_Exercise_
Retype the records below exactly as they appear, but leave out any pictures.

_Recorded data_

____

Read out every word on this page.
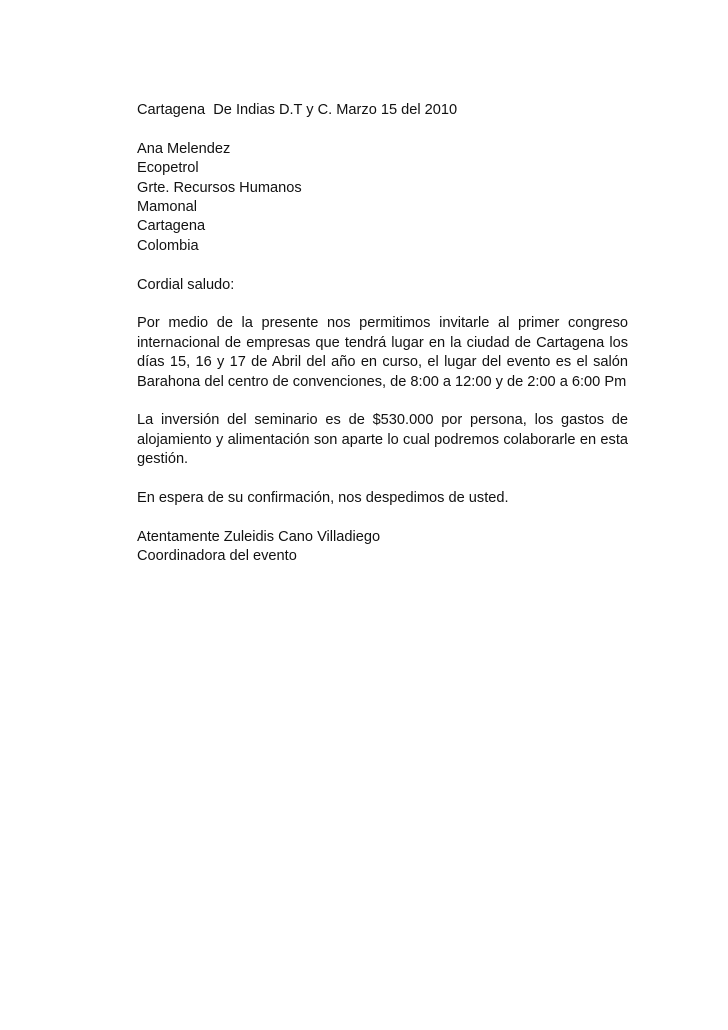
Cartagena  De Indias D.T y C. Marzo 15 del 2010
Ana Melendez
Ecopetrol
Grte. Recursos Humanos
Mamonal
Cartagena
Colombia
Cordial saludo:

Por medio de la presente nos permitimos invitarle al primer congreso internacional de empresas que tendrá lugar en la ciudad de Cartagena los días 15, 16 y 17 de Abril del año en curso, el lugar del evento es el salón Barahona del centro de convenciones, de 8:00 a 12:00 y de 2:00 a 6:00 Pm

La inversión del seminario es de $530.000 por persona, los gastos de alojamiento y alimentación son aparte lo cual podremos colaborarle en esta gestión.

En espera de su confirmación, nos despedimos de usted.
Atentamente Zuleidis Cano Villadiego
Coordinadora del evento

____

_Response to this exercise_
Read out every word on this page.
Cartagena  De Indias D.T y C. Marzo 15 del 2010
Ana Melendez
Ecopetrol
Grte. Recursos Humanos
Mamonal
Cartagena
Colombia
Cordial saludo:

Por medio de la presente nos permitimos invitarle al primer congreso internacional de empresas que tendrá lugar en la ciudad de Cartagena los días 15, 16 y 17 de Abril del año en curso, el lugar del evento es el salón Barahona del centro de convenciones, de 8:00 a 12:00 y de 2:00 a 6:00 Pm

La inversión del seminario es de $530.000 por persona, los gastos de alojamiento y alimentación son aparte lo cual podremos colaborarle en esta gestión.

En espera de su confirmación, nos despedimos de usted.
Atentamente Zuleidis Cano Villadiego
Coordinadora del evento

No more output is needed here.